> Problem: Read the material below and tally how many lines hold the word "Give", giving the number and nothing else.

***

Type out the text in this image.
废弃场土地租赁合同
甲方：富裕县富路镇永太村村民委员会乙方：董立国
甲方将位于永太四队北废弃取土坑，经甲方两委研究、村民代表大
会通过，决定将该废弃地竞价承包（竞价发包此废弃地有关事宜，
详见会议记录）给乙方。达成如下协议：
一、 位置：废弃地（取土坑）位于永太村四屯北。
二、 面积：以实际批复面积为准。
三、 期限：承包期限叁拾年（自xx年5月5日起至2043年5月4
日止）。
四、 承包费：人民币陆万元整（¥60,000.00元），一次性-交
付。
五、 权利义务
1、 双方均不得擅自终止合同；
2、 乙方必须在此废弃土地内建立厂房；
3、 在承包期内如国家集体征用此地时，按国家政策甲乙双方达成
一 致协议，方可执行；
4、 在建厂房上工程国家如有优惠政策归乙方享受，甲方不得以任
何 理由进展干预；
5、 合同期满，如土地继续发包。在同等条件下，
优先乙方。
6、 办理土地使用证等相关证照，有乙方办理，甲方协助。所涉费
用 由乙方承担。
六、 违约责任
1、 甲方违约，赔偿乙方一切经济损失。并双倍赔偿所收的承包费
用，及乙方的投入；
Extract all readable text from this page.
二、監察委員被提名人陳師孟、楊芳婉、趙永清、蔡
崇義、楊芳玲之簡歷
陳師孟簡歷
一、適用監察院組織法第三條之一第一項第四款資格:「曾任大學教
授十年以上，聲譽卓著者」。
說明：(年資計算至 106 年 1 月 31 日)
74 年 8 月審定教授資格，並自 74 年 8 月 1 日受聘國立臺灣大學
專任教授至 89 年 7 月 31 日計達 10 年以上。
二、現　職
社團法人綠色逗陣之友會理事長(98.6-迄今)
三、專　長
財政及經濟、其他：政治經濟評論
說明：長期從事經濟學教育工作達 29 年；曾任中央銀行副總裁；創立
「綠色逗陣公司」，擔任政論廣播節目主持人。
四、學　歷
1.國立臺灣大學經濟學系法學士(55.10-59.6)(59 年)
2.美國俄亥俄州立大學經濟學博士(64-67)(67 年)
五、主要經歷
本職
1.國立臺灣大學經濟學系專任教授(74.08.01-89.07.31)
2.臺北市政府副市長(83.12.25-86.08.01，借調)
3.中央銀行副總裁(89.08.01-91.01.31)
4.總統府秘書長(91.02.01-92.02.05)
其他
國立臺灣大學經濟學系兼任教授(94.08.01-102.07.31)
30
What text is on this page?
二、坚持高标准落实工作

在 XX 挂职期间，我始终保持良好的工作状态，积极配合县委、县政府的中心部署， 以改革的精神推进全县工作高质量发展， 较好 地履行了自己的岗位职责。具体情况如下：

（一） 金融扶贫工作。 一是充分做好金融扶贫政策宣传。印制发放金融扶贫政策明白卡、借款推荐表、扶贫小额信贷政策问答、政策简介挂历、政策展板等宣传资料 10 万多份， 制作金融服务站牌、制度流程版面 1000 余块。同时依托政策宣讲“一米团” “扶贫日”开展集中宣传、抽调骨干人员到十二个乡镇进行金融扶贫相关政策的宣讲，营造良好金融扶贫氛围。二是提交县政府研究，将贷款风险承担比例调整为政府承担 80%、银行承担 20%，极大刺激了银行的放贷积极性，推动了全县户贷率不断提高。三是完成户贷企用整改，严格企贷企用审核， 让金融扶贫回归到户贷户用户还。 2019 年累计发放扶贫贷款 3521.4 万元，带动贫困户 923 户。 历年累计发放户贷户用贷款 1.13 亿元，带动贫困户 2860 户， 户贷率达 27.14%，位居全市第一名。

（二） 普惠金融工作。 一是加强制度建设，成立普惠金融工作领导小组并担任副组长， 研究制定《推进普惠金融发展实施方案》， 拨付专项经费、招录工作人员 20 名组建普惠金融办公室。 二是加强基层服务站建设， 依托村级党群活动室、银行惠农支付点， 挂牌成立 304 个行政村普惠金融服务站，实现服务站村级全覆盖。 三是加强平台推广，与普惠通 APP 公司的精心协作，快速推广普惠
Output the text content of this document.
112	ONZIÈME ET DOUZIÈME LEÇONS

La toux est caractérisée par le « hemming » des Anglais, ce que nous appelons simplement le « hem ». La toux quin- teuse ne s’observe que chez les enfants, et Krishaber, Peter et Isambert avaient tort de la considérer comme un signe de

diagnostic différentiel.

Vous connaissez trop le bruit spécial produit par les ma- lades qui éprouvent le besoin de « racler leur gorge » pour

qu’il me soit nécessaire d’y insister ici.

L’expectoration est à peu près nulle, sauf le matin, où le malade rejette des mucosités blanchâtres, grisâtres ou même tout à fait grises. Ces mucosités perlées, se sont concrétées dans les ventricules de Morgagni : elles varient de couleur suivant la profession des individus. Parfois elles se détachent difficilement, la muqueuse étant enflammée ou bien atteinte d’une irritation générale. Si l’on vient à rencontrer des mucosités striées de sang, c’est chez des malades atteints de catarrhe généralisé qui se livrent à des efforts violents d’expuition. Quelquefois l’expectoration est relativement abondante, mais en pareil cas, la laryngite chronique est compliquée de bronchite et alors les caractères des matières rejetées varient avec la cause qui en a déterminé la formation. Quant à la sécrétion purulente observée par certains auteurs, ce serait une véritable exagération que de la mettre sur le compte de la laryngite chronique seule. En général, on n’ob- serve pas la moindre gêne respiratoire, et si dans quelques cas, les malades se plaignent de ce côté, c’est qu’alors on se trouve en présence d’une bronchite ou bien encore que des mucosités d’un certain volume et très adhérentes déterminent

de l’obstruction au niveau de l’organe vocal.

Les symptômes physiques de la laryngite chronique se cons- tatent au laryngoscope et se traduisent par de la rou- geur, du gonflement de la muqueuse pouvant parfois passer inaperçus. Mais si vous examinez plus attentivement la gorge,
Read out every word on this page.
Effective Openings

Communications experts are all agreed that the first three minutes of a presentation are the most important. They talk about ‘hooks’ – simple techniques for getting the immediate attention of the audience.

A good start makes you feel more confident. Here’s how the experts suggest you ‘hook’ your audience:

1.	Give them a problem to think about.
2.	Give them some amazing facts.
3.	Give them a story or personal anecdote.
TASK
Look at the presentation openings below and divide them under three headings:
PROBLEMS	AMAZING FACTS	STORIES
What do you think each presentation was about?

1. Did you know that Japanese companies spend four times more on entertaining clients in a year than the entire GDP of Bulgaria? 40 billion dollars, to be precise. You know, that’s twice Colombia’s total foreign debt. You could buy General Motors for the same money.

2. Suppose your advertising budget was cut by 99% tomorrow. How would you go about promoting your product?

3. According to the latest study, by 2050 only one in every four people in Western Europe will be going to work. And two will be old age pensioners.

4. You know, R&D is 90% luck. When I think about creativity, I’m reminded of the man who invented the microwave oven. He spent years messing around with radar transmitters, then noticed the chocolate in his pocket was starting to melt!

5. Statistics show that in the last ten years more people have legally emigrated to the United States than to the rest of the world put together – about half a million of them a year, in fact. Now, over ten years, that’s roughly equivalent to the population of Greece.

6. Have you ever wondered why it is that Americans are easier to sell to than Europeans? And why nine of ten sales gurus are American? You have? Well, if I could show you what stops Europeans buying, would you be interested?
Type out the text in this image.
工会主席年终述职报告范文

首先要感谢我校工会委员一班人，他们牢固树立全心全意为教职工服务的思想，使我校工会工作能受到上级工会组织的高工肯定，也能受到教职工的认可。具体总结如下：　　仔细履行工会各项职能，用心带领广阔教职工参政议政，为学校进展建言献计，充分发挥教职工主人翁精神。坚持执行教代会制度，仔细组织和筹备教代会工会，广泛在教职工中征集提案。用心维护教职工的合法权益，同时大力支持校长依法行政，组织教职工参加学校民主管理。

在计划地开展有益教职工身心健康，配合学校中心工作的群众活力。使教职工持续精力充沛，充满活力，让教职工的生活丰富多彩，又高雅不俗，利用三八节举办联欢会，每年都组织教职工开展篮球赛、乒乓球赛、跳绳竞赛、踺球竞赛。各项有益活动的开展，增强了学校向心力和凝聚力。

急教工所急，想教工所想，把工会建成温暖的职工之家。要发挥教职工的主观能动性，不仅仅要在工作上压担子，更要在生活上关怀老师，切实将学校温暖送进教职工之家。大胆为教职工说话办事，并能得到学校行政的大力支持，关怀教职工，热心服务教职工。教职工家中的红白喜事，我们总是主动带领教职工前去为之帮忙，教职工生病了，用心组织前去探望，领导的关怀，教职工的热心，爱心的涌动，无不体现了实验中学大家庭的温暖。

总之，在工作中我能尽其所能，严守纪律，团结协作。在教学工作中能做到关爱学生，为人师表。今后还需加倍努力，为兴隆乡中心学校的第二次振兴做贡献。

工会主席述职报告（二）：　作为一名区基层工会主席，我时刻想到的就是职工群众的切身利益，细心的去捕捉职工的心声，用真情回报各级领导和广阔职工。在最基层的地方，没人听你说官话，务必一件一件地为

***

> Final result: 3